◆ **Problem description**: Repeat every record below exactly as written.

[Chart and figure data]
------
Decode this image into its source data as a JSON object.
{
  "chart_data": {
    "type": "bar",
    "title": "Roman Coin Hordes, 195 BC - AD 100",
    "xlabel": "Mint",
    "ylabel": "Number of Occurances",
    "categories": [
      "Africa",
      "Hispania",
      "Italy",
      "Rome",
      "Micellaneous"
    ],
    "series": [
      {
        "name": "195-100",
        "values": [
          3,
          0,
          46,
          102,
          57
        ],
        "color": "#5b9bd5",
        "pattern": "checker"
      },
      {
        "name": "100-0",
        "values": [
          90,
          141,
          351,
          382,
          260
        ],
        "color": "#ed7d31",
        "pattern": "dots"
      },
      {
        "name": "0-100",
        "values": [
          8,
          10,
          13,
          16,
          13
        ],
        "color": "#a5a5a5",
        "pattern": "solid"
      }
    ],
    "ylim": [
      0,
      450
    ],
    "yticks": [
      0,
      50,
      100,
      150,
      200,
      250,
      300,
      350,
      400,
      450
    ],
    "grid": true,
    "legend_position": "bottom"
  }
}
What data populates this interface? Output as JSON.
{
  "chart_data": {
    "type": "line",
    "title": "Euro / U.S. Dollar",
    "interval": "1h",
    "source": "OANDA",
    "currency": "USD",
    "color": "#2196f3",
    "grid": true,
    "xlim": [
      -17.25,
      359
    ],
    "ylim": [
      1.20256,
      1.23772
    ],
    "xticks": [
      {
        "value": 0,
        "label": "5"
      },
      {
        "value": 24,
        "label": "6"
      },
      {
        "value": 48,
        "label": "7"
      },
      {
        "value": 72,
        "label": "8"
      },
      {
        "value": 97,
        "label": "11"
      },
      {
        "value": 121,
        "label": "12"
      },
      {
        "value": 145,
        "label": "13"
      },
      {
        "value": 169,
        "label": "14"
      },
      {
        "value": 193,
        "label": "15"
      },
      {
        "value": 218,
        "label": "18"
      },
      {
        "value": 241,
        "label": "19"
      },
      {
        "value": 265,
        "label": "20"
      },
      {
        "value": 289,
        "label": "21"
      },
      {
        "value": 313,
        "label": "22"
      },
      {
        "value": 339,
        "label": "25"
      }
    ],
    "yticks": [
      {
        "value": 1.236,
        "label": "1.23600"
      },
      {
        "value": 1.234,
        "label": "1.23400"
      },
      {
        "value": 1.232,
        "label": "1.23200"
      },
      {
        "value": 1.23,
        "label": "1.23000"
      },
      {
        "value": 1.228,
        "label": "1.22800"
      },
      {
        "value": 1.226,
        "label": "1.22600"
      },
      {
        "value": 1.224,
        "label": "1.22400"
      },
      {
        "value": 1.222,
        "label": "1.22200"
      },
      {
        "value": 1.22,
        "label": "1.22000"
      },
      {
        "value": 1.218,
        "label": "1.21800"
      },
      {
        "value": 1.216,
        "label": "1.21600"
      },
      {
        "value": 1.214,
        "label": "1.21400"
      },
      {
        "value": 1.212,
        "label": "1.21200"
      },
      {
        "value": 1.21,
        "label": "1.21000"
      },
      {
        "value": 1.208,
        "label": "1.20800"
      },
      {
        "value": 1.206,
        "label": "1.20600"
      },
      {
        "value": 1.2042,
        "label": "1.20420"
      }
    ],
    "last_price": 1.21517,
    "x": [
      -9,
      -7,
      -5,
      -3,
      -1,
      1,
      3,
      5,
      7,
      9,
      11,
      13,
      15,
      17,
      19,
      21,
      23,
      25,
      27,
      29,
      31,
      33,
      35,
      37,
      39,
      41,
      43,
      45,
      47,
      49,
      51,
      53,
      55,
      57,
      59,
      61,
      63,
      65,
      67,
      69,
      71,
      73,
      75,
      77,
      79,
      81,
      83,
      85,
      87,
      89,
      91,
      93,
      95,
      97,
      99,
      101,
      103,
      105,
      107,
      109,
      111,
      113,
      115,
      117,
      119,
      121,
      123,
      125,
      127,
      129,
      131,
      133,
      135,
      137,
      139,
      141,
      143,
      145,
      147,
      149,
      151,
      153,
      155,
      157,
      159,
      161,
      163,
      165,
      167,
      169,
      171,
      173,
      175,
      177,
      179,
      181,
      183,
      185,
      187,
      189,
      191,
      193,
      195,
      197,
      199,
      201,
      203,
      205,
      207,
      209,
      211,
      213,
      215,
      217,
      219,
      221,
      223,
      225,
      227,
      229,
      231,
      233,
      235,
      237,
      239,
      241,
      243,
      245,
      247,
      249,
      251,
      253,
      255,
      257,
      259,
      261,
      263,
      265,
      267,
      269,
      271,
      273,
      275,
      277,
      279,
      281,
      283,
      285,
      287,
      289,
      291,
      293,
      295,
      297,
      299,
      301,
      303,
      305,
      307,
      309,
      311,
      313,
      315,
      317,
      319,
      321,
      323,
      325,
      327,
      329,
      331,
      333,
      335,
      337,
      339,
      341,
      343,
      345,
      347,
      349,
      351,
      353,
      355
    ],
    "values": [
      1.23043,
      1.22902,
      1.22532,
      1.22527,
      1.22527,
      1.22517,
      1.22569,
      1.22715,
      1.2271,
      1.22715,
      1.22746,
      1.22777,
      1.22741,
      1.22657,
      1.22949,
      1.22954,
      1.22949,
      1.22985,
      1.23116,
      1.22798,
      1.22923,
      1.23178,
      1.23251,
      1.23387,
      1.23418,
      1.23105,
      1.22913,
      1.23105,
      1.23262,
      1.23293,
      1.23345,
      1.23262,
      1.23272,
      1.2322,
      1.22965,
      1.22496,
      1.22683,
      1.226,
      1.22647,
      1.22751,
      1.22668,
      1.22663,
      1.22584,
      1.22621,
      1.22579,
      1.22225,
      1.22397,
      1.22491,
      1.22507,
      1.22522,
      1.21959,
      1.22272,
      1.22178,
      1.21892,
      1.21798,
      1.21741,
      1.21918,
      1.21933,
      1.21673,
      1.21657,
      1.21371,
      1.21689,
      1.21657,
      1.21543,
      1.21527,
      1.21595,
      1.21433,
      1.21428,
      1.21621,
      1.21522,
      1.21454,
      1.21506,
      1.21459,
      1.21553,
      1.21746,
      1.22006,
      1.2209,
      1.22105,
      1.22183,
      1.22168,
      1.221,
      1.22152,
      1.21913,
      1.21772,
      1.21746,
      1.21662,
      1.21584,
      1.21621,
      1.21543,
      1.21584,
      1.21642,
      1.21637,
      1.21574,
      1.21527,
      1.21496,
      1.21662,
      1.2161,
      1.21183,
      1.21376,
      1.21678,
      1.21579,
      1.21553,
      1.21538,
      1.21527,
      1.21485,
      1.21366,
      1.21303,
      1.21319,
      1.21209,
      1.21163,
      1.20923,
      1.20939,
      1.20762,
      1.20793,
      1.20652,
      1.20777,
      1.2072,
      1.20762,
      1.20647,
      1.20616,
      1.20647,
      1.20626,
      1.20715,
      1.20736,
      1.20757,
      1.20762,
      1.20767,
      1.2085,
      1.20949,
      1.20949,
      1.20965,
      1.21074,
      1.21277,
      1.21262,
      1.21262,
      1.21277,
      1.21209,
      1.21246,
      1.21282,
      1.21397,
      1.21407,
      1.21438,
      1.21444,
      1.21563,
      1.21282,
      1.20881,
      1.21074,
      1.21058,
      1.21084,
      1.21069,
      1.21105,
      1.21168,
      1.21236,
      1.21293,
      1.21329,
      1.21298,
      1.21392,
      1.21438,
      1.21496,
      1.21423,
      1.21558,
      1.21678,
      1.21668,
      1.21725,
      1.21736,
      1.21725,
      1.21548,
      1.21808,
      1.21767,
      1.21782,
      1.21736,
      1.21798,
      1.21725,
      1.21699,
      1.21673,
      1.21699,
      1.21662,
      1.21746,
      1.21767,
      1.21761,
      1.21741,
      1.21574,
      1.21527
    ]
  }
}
------
◆ **Reply to the exercise**:
Decode this image into its source data as a JSON object.
{
  "chart_data": {
    "type": "bar",
    "title": "Roman Coin Hordes, 195 BC - AD 100",
    "xlabel": "Mint",
    "ylabel": "Number of Occurances",
    "categories": [
      "Africa",
      "Hispania",
      "Italy",
      "Rome",
      "Micellaneous"
    ],
    "series": [
      {
        "name": "195-100",
        "values": [
          3,
          0,
          46,
          102,
          57
        ],
        "color": "#5b9bd5",
        "pattern": "checker"
      },
      {
        "name": "100-0",
        "values": [
          90,
          141,
          351,
          382,
          260
        ],
        "color": "#ed7d31",
        "pattern": "dots"
      },
      {
        "name": "0-100",
        "values": [
          8,
          10,
          13,
          16,
          13
        ],
        "color": "#a5a5a5",
        "pattern": "solid"
      }
    ],
    "ylim": [
      0,
      450
    ],
    "yticks": [
      0,
      50,
      100,
      150,
      200,
      250,
      300,
      350,
      400,
      450
    ],
    "grid": true,
    "legend_position": "bottom"
  }
}
What data populates this interface? Output as JSON.
{
  "chart_data": {
    "type": "line",
    "title": "Euro / U.S. Dollar",
    "interval": "1h",
    "source": "OANDA",
    "currency": "USD",
    "color": "#2196f3",
    "grid": true,
    "xlim": [
      -17.25,
      359
    ],
    "ylim": [
      1.20256,
      1.23772
    ],
    "xticks": [
      {
        "value": 0,
        "label": "5"
      },
      {
        "value": 24,
        "label": "6"
      },
      {
        "value": 48,
        "label": "7"
      },
      {
        "value": 72,
        "label": "8"
      },
      {
        "value": 97,
        "label": "11"
      },
      {
        "value": 121,
        "label": "12"
      },
      {
        "value": 145,
        "label": "13"
      },
      {
        "value": 169,
        "label": "14"
      },
      {
        "value": 193,
        "label": "15"
      },
      {
        "value": 218,
        "label": "18"
      },
      {
        "value": 241,
        "label": "19"
      },
      {
        "value": 265,
        "label": "20"
      },
      {
        "value": 289,
        "label": "21"
      },
      {
        "value": 313,
        "label": "22"
      },
      {
        "value": 339,
        "label": "25"
      }
    ],
    "yticks": [
      {
        "value": 1.236,
        "label": "1.23600"
      },
      {
        "value": 1.234,
        "label": "1.23400"
      },
      {
        "value": 1.232,
        "label": "1.23200"
      },
      {
        "value": 1.23,
        "label": "1.23000"
      },
      {
        "value": 1.228,
        "label": "1.22800"
      },
      {
        "value": 1.226,
        "label": "1.22600"
      },
      {
        "value": 1.224,
        "label": "1.22400"
      },
      {
        "value": 1.222,
        "label": "1.22200"
      },
      {
        "value": 1.22,
        "label": "1.22000"
      },
      {
        "value": 1.218,
        "label": "1.21800"
      },
      {
        "value": 1.216,
        "label": "1.21600"
      },
      {
        "value": 1.214,
        "label": "1.21400"
      },
      {
        "value": 1.212,
        "label": "1.21200"
      },
      {
        "value": 1.21,
        "label": "1.21000"
      },
      {
        "value": 1.208,
        "label": "1.20800"
      },
      {
        "value": 1.206,
        "label": "1.20600"
      },
      {
        "value": 1.2042,
        "label": "1.20420"
      }
    ],
    "last_price": 1.21517,
    "x": [
      -9,
      -7,
      -5,
      -3,
      -1,
      1,
      3,
      5,
      7,
      9,
      11,
      13,
      15,
      17,
      19,
      21,
      23,
      25,
      27,
      29,
      31,
      33,
      35,
      37,
      39,
      41,
      43,
      45,
      47,
      49,
      51,
      53,
      55,
      57,
      59,
      61,
      63,
      65,
      67,
      69,
      71,
      73,
      75,
      77,
      79,
      81,
      83,
      85,
      87,
      89,
      91,
      93,
      95,
      97,
      99,
      101,
      103,
      105,
      107,
      109,
      111,
      113,
      115,
      117,
      119,
      121,
      123,
      125,
      127,
      129,
      131,
      133,
      135,
      137,
      139,
      141,
      143,
      145,
      147,
      149,
      151,
      153,
      155,
      157,
      159,
      161,
      163,
      165,
      167,
      169,
      171,
      173,
      175,
      177,
      179,
      181,
      183,
      185,
      187,
      189,
      191,
      193,
      195,
      197,
      199,
      201,
      203,
      205,
      207,
      209,
      211,
      213,
      215,
      217,
      219,
      221,
      223,
      225,
      227,
      229,
      231,
      233,
      235,
      237,
      239,
      241,
      243,
      245,
      247,
      249,
      251,
      253,
      255,
      257,
      259,
      261,
      263,
      265,
      267,
      269,
      271,
      273,
      275,
      277,
      279,
      281,
      283,
      285,
      287,
      289,
      291,
      293,
      295,
      297,
      299,
      301,
      303,
      305,
      307,
      309,
      311,
      313,
      315,
      317,
      319,
      321,
      323,
      325,
      327,
      329,
      331,
      333,
      335,
      337,
      339,
      341,
      343,
      345,
      347,
      349,
      351,
      353,
      355
    ],
    "values": [
      1.23043,
      1.22902,
      1.22532,
      1.22527,
      1.22527,
      1.22517,
      1.22569,
      1.22715,
      1.2271,
      1.22715,
      1.22746,
      1.22777,
      1.22741,
      1.22657,
      1.22949,
      1.22954,
      1.22949,
      1.22985,
      1.23116,
      1.22798,
      1.22923,
      1.23178,
      1.23251,
      1.23387,
      1.23418,
      1.23105,
      1.22913,
      1.23105,
      1.23262,
      1.23293,
      1.23345,
      1.23262,
      1.23272,
      1.2322,
      1.22965,
      1.22496,
      1.22683,
      1.226,
      1.22647,
      1.22751,
      1.22668,
      1.22663,
      1.22584,
      1.22621,
      1.22579,
      1.22225,
      1.22397,
      1.22491,
      1.22507,
      1.22522,
      1.21959,
      1.22272,
      1.22178,
      1.21892,
      1.21798,
      1.21741,
      1.21918,
      1.21933,
      1.21673,
      1.21657,
      1.21371,
      1.21689,
      1.21657,
      1.21543,
      1.21527,
      1.21595,
      1.21433,
      1.21428,
      1.21621,
      1.21522,
      1.21454,
      1.21506,
      1.21459,
      1.21553,
      1.21746,
      1.22006,
      1.2209,
      1.22105,
      1.22183,
      1.22168,
      1.221,
      1.22152,
      1.21913,
      1.21772,
      1.21746,
      1.21662,
      1.21584,
      1.21621,
      1.21543,
      1.21584,
      1.21642,
      1.21637,
      1.21574,
      1.21527,
      1.21496,
      1.21662,
      1.2161,
      1.21183,
      1.21376,
      1.21678,
      1.21579,
      1.21553,
      1.21538,
      1.21527,
      1.21485,
      1.21366,
      1.21303,
      1.21319,
      1.21209,
      1.21163,
      1.20923,
      1.20939,
      1.20762,
      1.20793,
      1.20652,
      1.20777,
      1.2072,
      1.20762,
      1.20647,
      1.20616,
      1.20647,
      1.20626,
      1.20715,
      1.20736,
      1.20757,
      1.20762,
      1.20767,
      1.2085,
      1.20949,
      1.20949,
      1.20965,
      1.21074,
      1.21277,
      1.21262,
      1.21262,
      1.21277,
      1.21209,
      1.21246,
      1.21282,
      1.21397,
      1.21407,
      1.21438,
      1.21444,
      1.21563,
      1.21282,
      1.20881,
      1.21074,
      1.21058,
      1.21084,
      1.21069,
      1.21105,
      1.21168,
      1.21236,
      1.21293,
      1.21329,
      1.21298,
      1.21392,
      1.21438,
      1.21496,
      1.21423,
      1.21558,
      1.21678,
      1.21668,
      1.21725,
      1.21736,
      1.21725,
      1.21548,
      1.21808,
      1.21767,
      1.21782,
      1.21736,
      1.21798,
      1.21725,
      1.21699,
      1.21673,
      1.21699,
      1.21662,
      1.21746,
      1.21767,
      1.21761,
      1.21741,
      1.21574,
      1.21527
    ]
  }
}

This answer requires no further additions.